- **Task prompt**:
Reproduce the listing below without any change.

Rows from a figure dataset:
··········
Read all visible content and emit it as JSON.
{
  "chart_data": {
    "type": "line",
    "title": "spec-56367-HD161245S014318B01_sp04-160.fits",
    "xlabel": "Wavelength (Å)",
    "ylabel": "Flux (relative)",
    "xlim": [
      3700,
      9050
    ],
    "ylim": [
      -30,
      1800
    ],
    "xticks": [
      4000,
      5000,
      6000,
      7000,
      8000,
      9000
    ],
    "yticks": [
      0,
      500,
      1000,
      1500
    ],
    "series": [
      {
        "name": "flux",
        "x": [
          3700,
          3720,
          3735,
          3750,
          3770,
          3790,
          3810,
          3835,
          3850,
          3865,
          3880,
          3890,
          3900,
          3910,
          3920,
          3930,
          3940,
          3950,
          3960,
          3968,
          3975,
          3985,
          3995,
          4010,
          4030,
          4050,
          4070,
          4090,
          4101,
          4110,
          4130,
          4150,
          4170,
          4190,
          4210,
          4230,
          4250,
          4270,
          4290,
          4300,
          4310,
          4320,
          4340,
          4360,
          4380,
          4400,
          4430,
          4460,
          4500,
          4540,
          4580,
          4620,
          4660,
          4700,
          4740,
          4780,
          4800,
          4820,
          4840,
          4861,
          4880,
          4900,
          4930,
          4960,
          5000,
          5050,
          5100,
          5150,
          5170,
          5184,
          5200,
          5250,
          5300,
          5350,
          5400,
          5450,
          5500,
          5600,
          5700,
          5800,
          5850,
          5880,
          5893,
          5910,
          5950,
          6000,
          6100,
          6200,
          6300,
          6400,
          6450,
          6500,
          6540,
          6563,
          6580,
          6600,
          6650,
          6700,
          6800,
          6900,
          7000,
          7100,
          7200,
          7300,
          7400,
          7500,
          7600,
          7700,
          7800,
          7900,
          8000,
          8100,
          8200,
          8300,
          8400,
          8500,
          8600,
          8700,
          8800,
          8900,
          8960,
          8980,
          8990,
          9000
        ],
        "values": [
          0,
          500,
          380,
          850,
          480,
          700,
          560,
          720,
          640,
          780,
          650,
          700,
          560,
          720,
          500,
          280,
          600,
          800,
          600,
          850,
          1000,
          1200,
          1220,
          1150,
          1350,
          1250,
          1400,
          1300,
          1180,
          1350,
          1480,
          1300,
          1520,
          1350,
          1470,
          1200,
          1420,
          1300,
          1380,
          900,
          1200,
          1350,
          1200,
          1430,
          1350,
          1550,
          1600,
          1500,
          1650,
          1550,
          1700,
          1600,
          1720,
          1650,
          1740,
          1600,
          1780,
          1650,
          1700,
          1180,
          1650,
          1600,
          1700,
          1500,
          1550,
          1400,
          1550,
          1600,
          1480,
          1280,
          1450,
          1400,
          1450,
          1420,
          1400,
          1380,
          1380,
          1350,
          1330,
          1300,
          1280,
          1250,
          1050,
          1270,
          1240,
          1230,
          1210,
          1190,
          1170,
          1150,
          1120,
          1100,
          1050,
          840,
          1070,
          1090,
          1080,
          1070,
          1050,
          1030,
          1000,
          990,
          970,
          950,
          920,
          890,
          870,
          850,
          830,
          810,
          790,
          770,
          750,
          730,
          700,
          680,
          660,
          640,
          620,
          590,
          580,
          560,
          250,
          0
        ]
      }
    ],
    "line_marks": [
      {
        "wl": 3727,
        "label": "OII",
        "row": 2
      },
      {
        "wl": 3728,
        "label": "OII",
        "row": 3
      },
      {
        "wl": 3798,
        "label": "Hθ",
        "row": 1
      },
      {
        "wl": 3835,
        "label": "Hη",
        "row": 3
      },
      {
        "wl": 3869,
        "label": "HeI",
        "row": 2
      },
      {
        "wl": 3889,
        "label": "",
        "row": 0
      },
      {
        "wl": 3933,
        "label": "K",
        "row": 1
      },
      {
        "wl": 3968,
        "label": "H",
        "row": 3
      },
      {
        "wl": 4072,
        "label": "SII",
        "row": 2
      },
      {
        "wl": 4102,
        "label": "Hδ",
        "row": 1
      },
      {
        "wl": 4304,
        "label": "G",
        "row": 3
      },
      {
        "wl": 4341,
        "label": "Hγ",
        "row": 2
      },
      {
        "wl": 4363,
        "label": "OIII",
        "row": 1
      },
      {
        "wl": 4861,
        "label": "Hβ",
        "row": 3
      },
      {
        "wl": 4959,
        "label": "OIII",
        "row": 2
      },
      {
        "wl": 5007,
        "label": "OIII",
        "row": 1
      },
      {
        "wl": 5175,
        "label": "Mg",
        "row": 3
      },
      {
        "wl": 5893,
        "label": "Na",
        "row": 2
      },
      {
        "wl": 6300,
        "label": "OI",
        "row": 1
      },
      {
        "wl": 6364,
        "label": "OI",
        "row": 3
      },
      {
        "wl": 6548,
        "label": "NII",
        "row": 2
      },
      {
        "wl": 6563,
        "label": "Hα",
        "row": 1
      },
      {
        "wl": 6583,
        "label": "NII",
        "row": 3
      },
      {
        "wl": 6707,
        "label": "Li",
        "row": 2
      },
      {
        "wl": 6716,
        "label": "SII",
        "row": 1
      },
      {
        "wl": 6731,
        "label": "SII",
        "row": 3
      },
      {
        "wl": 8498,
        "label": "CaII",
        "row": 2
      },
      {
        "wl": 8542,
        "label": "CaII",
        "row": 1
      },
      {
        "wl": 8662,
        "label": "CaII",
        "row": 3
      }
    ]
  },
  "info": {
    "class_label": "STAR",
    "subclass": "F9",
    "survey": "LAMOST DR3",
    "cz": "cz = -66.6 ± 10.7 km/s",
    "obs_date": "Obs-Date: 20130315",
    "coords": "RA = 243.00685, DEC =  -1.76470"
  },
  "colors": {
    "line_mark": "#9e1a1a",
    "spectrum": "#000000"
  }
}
··········
- **Answer in full**:
Read all visible content and emit it as JSON.
{
  "chart_data": {
    "type": "line",
    "title": "spec-56367-HD161245S014318B01_sp04-160.fits",
    "xlabel": "Wavelength (Å)",
    "ylabel": "Flux (relative)",
    "xlim": [
      3700,
      9050
    ],
    "ylim": [
      -30,
      1800
    ],
    "xticks": [
      4000,
      5000,
      6000,
      7000,
      8000,
      9000
    ],
    "yticks": [
      0,
      500,
      1000,
      1500
    ],
    "series": [
      {
        "name": "flux",
        "x": [
          3700,
          3720,
          3735,
          3750,
          3770,
          3790,
          3810,
          3835,
          3850,
          3865,
          3880,
          3890,
          3900,
          3910,
          3920,
          3930,
          3940,
          3950,
          3960,
          3968,
          3975,
          3985,
          3995,
          4010,
          4030,
          4050,
          4070,
          4090,
          4101,
          4110,
          4130,
          4150,
          4170,
          4190,
          4210,
          4230,
          4250,
          4270,
          4290,
          4300,
          4310,
          4320,
          4340,
          4360,
          4380,
          4400,
          4430,
          4460,
          4500,
          4540,
          4580,
          4620,
          4660,
          4700,
          4740,
          4780,
          4800,
          4820,
          4840,
          4861,
          4880,
          4900,
          4930,
          4960,
          5000,
          5050,
          5100,
          5150,
          5170,
          5184,
          5200,
          5250,
          5300,
          5350,
          5400,
          5450,
          5500,
          5600,
          5700,
          5800,
          5850,
          5880,
          5893,
          5910,
          5950,
          6000,
          6100,
          6200,
          6300,
          6400,
          6450,
          6500,
          6540,
          6563,
          6580,
          6600,
          6650,
          6700,
          6800,
          6900,
          7000,
          7100,
          7200,
          7300,
          7400,
          7500,
          7600,
          7700,
          7800,
          7900,
          8000,
          8100,
          8200,
          8300,
          8400,
          8500,
          8600,
          8700,
          8800,
          8900,
          8960,
          8980,
          8990,
          9000
        ],
        "values": [
          0,
          500,
          380,
          850,
          480,
          700,
          560,
          720,
          640,
          780,
          650,
          700,
          560,
          720,
          500,
          280,
          600,
          800,
          600,
          850,
          1000,
          1200,
          1220,
          1150,
          1350,
          1250,
          1400,
          1300,
          1180,
          1350,
          1480,
          1300,
          1520,
          1350,
          1470,
          1200,
          1420,
          1300,
          1380,
          900,
          1200,
          1350,
          1200,
          1430,
          1350,
          1550,
          1600,
          1500,
          1650,
          1550,
          1700,
          1600,
          1720,
          1650,
          1740,
          1600,
          1780,
          1650,
          1700,
          1180,
          1650,
          1600,
          1700,
          1500,
          1550,
          1400,
          1550,
          1600,
          1480,
          1280,
          1450,
          1400,
          1450,
          1420,
          1400,
          1380,
          1380,
          1350,
          1330,
          1300,
          1280,
          1250,
          1050,
          1270,
          1240,
          1230,
          1210,
          1190,
          1170,
          1150,
          1120,
          1100,
          1050,
          840,
          1070,
          1090,
          1080,
          1070,
          1050,
          1030,
          1000,
          990,
          970,
          950,
          920,
          890,
          870,
          850,
          830,
          810,
          790,
          770,
          750,
          730,
          700,
          680,
          660,
          640,
          620,
          590,
          580,
          560,
          250,
          0
        ]
      }
    ],
    "line_marks": [
      {
        "wl": 3727,
        "label": "OII",
        "row": 2
      },
      {
        "wl": 3728,
        "label": "OII",
        "row": 3
      },
      {
        "wl": 3798,
        "label": "Hθ",
        "row": 1
      },
      {
        "wl": 3835,
        "label": "Hη",
        "row": 3
      },
      {
        "wl": 3869,
        "label": "HeI",
        "row": 2
      },
      {
        "wl": 3889,
        "label": "",
        "row": 0
      },
      {
        "wl": 3933,
        "label": "K",
        "row": 1
      },
      {
        "wl": 3968,
        "label": "H",
        "row": 3
      },
      {
        "wl": 4072,
        "label": "SII",
        "row": 2
      },
      {
        "wl": 4102,
        "label": "Hδ",
        "row": 1
      },
      {
        "wl": 4304,
        "label": "G",
        "row": 3
      },
      {
        "wl": 4341,
        "label": "Hγ",
        "row": 2
      },
      {
        "wl": 4363,
        "label": "OIII",
        "row": 1
      },
      {
        "wl": 4861,
        "label": "Hβ",
        "row": 3
      },
      {
        "wl": 4959,
        "label": "OIII",
        "row": 2
      },
      {
        "wl": 5007,
        "label": "OIII",
        "row": 1
      },
      {
        "wl": 5175,
        "label": "Mg",
        "row": 3
      },
      {
        "wl": 5893,
        "label": "Na",
        "row": 2
      },
      {
        "wl": 6300,
        "label": "OI",
        "row": 1
      },
      {
        "wl": 6364,
        "label": "OI",
        "row": 3
      },
      {
        "wl": 6548,
        "label": "NII",
        "row": 2
      },
      {
        "wl": 6563,
        "label": "Hα",
        "row": 1
      },
      {
        "wl": 6583,
        "label": "NII",
        "row": 3
      },
      {
        "wl": 6707,
        "label": "Li",
        "row": 2
      },
      {
        "wl": 6716,
        "label": "SII",
        "row": 1
      },
      {
        "wl": 6731,
        "label": "SII",
        "row": 3
      },
      {
        "wl": 8498,
        "label": "CaII",
        "row": 2
      },
      {
        "wl": 8542,
        "label": "CaII",
        "row": 1
      },
      {
        "wl": 8662,
        "label": "CaII",
        "row": 3
      }
    ]
  },
  "info": {
    "class_label": "STAR",
    "subclass": "F9",
    "survey": "LAMOST DR3",
    "cz": "cz = -66.6 ± 10.7 km/s",
    "obs_date": "Obs-Date: 20130315",
    "coords": "RA = 243.00685, DEC =  -1.76470"
  },
  "colors": {
    "line_mark": "#9e1a1a",
    "spectrum": "#000000"
  }
}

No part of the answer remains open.